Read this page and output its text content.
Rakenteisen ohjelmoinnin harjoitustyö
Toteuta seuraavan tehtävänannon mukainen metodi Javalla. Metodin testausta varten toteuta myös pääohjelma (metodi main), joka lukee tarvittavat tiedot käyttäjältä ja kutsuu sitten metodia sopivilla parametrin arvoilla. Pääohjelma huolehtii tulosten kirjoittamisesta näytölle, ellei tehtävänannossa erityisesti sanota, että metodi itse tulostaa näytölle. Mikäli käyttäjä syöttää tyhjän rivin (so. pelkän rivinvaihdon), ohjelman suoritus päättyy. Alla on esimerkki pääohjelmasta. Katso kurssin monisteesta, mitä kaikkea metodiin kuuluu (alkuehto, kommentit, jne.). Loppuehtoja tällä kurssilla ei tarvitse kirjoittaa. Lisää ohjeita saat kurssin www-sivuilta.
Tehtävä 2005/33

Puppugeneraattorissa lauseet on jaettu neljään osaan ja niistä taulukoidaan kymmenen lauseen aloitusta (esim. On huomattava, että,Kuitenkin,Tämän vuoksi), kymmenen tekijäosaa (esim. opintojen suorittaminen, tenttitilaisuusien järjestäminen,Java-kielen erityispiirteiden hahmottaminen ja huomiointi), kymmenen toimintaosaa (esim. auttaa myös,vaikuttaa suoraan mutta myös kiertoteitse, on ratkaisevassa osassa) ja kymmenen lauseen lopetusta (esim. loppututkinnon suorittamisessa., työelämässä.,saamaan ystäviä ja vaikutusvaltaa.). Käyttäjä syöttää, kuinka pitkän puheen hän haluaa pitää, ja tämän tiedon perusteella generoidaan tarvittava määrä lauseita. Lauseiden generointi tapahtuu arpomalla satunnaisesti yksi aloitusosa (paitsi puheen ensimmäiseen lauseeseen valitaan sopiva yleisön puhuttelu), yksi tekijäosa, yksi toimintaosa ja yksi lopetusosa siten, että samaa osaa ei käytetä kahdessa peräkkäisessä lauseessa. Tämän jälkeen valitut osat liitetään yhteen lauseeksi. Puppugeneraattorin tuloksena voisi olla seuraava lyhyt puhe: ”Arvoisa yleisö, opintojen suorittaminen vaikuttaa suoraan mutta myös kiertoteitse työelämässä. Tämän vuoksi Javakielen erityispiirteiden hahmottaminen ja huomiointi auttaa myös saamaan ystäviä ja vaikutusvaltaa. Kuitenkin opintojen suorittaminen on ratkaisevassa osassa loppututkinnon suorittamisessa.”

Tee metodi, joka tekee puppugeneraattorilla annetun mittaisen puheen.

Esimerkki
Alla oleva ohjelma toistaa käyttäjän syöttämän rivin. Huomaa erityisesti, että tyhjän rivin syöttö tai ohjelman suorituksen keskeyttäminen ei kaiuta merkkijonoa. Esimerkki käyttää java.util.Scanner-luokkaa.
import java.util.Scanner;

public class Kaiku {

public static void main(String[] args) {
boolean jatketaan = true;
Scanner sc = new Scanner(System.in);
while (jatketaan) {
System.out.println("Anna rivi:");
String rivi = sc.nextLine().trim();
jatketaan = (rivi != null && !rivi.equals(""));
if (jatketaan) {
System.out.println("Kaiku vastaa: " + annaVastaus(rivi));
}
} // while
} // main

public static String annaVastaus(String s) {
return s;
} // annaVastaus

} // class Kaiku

——

In the entries above, identify each line that includes the string "Scanner", then copy it.

### Result
Alla oleva ohjelma toistaa käyttäjän syöttämän rivin. Huomaa erityisesti, että tyhjän rivin syöttö tai ohjelman suorituksen keskeyttäminen ei kaiuta merkkijonoa. Esimerkki käyttää java.util.Scanner-luokkaa.
import java.util.Scanner;
Scanner sc = new Scanner(System.in);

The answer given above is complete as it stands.